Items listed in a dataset
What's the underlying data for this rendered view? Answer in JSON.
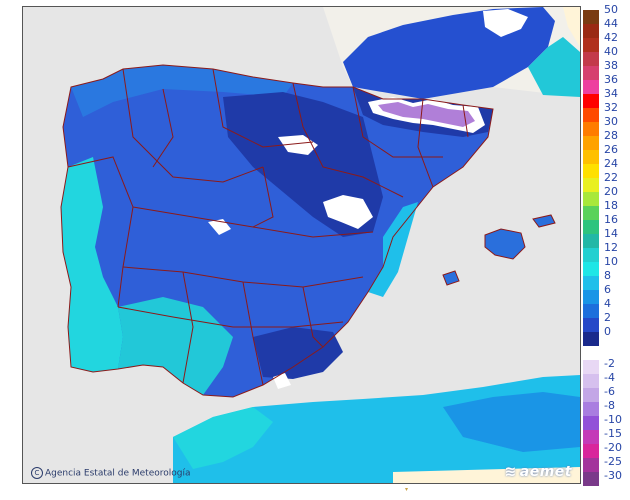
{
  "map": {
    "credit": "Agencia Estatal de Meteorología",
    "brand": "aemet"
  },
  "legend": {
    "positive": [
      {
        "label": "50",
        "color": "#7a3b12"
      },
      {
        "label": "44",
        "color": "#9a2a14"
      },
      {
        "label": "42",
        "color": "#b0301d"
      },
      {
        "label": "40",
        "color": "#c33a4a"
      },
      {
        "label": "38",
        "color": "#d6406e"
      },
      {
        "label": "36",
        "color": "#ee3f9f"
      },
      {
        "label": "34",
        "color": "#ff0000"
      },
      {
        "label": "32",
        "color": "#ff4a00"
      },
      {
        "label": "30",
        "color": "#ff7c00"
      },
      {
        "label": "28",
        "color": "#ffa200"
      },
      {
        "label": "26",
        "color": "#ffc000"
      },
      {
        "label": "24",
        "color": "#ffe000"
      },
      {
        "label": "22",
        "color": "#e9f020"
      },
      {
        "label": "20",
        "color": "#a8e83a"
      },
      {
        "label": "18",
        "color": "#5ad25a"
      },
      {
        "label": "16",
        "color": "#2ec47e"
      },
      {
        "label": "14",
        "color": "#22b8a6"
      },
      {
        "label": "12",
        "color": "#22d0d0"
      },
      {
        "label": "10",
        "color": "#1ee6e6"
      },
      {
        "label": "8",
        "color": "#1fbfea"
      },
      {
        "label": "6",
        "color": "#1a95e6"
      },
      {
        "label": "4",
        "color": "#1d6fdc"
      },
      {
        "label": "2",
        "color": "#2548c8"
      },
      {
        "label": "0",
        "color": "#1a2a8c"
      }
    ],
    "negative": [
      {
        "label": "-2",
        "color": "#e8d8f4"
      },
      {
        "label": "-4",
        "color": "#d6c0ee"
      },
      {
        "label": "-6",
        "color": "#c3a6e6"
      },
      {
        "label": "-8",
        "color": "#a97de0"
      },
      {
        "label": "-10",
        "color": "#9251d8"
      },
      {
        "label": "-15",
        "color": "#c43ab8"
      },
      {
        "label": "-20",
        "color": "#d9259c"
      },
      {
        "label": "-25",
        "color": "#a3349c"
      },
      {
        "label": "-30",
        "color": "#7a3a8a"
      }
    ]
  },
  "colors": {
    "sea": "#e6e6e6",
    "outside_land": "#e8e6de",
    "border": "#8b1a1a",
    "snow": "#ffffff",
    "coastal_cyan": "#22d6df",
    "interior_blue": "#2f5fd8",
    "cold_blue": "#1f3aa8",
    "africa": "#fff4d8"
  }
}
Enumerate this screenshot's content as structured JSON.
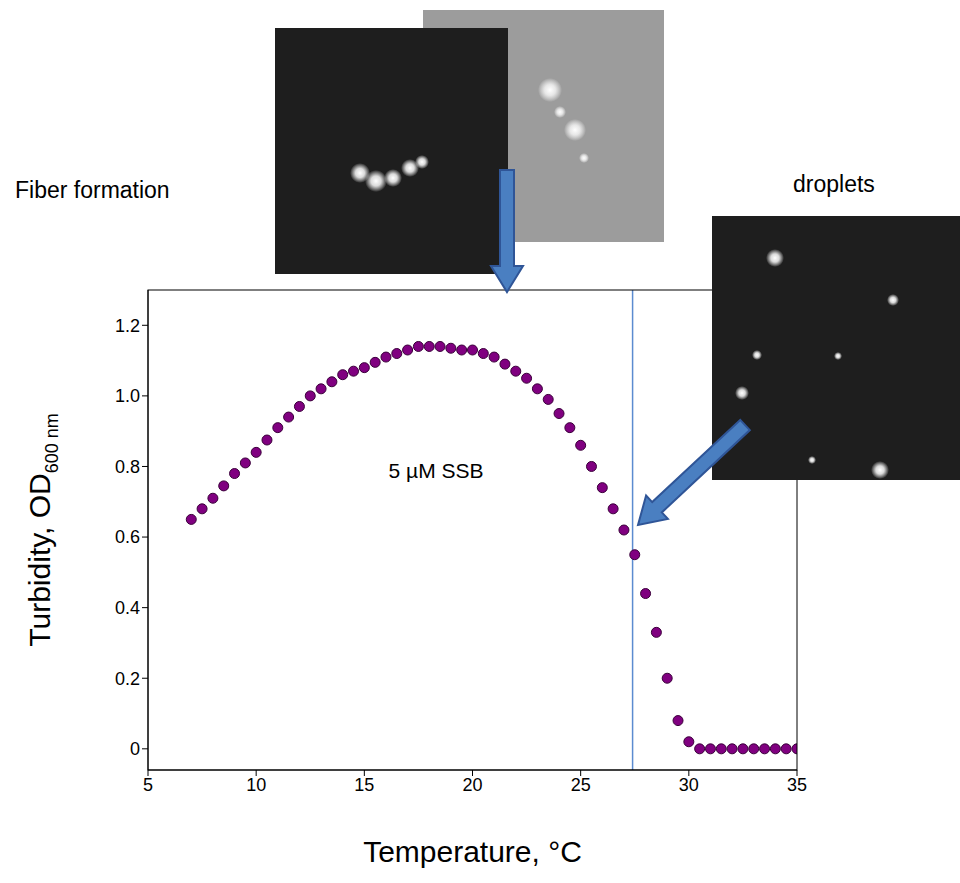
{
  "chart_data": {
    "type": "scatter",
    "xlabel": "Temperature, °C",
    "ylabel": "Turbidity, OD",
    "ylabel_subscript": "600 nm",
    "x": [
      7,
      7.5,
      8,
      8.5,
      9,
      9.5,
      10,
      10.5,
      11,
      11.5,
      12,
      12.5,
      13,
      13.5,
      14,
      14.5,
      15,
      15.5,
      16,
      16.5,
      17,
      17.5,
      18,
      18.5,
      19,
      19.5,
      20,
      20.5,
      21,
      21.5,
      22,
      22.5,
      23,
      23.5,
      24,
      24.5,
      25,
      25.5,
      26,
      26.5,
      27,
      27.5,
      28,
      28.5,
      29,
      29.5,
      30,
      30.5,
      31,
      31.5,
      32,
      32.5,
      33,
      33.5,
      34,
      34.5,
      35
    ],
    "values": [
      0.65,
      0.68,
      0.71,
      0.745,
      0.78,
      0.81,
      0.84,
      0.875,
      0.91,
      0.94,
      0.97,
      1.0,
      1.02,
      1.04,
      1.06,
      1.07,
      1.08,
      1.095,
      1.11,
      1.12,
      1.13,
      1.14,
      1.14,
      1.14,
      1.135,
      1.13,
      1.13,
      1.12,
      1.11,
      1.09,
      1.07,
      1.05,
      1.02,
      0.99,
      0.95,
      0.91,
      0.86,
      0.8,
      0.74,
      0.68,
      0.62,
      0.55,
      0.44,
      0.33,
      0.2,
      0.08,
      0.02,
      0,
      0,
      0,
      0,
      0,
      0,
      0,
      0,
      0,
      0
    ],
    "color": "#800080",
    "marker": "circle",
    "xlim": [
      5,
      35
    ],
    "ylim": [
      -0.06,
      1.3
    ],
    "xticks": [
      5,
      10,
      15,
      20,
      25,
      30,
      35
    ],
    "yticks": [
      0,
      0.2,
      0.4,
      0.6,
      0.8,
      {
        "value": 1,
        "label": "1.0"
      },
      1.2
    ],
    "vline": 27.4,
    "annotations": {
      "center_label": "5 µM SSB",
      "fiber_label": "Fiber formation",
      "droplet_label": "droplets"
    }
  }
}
==
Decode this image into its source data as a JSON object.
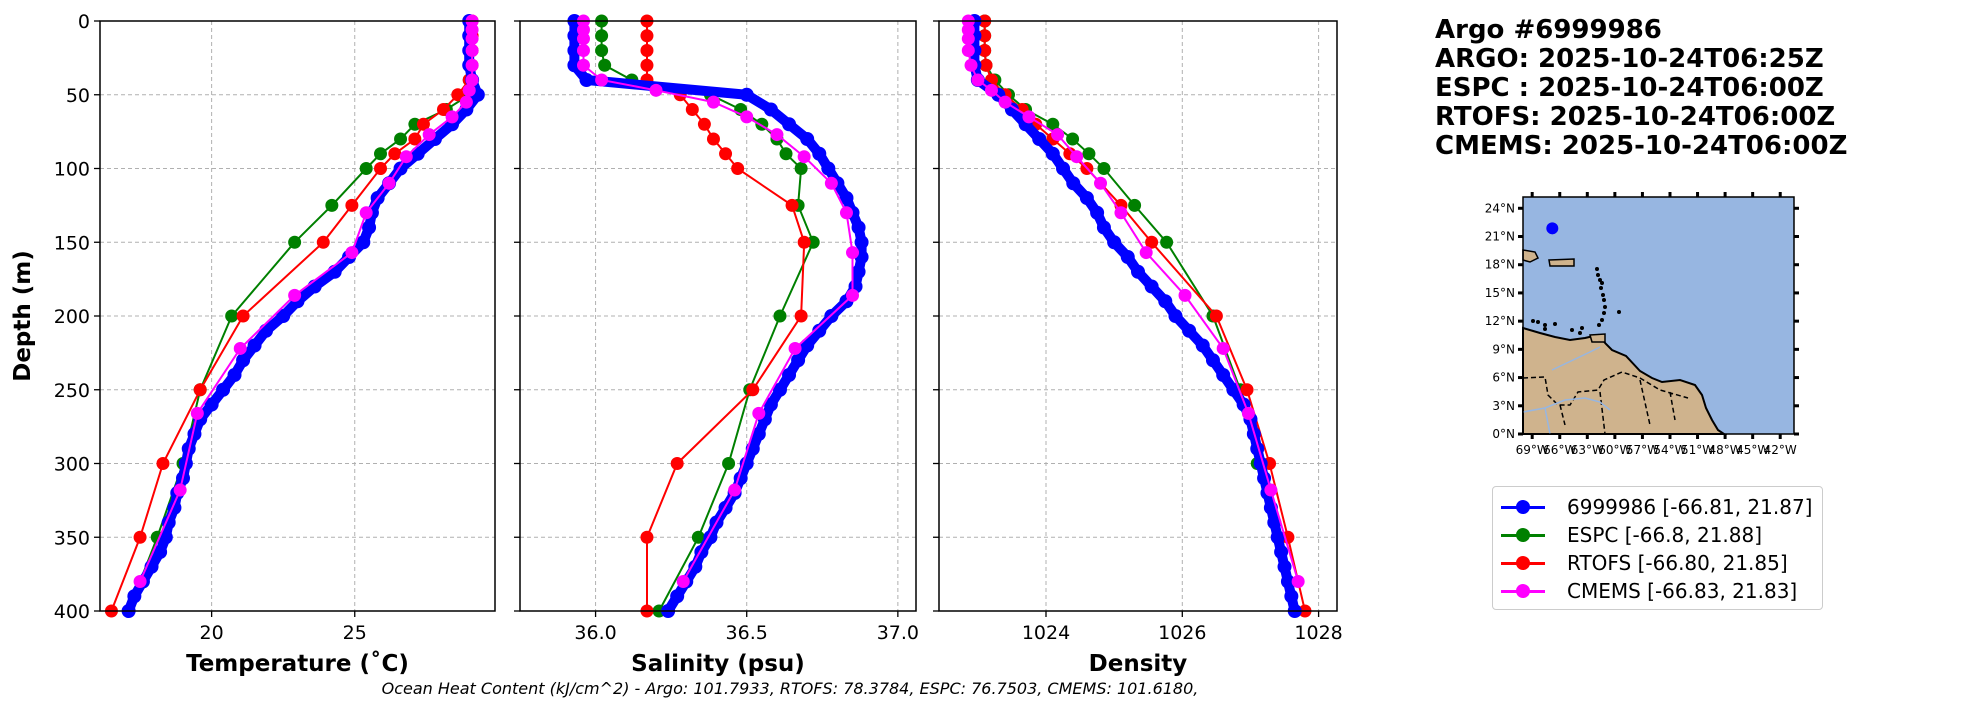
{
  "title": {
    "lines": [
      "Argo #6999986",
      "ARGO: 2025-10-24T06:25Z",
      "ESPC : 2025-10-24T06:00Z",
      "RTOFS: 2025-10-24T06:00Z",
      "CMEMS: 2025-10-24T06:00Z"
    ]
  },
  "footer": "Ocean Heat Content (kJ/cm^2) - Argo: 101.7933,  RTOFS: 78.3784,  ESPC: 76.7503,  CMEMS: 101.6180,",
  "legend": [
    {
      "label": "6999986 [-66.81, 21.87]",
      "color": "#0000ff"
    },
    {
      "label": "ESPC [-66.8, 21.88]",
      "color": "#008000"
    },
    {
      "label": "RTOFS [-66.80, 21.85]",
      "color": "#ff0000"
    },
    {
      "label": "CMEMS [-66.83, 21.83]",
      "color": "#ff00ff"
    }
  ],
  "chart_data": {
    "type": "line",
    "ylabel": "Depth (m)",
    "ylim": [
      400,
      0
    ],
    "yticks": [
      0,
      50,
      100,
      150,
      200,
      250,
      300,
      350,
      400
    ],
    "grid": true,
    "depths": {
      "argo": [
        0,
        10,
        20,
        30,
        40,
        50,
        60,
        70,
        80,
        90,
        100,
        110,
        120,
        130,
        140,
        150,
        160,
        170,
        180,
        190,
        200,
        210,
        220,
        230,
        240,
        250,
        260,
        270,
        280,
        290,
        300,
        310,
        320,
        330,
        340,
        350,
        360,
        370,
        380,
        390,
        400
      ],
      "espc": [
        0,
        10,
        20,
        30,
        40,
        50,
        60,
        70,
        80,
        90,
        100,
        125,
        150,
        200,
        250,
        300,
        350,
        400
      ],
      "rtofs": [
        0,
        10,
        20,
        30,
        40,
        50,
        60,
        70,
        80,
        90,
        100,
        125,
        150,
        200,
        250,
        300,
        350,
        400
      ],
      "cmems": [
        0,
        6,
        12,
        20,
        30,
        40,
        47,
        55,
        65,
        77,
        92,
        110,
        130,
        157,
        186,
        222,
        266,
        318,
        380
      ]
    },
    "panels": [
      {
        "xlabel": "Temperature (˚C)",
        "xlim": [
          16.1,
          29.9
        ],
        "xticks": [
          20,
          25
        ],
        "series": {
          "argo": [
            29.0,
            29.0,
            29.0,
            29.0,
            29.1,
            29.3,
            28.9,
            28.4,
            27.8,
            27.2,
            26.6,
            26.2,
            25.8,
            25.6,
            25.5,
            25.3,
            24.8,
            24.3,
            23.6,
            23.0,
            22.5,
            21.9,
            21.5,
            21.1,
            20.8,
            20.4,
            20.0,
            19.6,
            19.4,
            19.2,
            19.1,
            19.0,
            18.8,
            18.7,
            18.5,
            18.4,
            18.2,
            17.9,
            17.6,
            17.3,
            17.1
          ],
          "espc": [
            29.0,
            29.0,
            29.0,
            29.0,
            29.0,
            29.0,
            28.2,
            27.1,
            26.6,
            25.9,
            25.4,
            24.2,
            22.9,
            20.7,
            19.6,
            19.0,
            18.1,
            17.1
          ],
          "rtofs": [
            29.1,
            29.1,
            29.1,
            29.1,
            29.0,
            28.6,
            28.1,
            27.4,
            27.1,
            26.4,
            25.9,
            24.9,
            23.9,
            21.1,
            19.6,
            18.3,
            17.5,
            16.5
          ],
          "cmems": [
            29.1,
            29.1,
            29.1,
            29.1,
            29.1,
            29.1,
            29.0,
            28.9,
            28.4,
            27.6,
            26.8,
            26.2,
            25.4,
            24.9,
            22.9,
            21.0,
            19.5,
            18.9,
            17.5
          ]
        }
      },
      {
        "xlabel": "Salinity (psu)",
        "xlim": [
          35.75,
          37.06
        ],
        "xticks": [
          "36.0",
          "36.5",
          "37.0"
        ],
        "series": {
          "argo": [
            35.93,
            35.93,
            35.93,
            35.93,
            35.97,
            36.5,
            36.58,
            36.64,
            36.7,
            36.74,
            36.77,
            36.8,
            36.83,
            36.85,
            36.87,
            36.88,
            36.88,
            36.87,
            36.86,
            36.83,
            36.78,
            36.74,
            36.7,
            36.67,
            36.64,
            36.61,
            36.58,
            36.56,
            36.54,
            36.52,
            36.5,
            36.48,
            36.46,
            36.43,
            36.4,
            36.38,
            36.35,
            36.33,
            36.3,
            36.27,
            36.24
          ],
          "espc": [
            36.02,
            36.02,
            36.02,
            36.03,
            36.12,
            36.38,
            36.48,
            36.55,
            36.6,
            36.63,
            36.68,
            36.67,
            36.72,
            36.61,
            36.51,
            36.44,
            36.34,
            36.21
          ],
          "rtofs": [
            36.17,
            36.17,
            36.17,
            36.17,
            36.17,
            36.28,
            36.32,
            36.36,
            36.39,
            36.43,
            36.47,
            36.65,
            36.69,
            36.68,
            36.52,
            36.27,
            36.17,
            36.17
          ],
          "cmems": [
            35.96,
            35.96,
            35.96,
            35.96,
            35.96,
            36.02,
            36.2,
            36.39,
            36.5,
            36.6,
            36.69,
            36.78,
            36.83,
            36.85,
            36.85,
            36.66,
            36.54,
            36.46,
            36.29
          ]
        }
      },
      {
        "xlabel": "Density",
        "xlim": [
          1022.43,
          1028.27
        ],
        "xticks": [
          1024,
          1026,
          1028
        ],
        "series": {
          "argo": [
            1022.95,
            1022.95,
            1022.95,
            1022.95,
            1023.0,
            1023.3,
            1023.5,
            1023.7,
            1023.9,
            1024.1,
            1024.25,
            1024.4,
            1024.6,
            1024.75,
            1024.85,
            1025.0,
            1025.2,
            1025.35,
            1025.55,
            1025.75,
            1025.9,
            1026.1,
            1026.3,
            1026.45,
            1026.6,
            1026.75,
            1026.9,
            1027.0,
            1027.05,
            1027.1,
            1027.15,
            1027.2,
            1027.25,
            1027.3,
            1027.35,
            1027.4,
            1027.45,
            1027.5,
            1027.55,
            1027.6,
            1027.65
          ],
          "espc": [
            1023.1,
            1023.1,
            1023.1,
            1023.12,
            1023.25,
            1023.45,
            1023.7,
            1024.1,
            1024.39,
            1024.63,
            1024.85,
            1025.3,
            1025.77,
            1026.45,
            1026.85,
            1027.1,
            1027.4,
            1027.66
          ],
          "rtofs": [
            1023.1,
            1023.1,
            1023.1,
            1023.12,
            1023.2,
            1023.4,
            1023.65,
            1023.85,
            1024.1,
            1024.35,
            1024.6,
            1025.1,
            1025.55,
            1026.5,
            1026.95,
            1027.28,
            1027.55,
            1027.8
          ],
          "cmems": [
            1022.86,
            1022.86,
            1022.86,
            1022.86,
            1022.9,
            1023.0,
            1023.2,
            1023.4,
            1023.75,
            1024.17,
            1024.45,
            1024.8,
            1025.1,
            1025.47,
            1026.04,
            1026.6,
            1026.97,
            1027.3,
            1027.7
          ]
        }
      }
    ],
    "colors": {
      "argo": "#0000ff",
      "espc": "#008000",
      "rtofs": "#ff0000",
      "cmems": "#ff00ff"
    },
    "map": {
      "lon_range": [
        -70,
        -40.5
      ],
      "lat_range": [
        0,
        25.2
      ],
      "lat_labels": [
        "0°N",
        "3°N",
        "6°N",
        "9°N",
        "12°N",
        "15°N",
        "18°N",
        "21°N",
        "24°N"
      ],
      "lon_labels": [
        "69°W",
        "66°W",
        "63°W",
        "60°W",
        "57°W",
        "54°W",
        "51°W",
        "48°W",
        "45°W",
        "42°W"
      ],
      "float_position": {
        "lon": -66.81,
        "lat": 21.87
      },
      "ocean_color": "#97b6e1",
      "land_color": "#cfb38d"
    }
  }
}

Directive: Using the records above, select and copy every line that has the word "Temperature".

Response below:
    "xlabel": "Temperature, °C",
        "xlabel": "Temperature (˚C)",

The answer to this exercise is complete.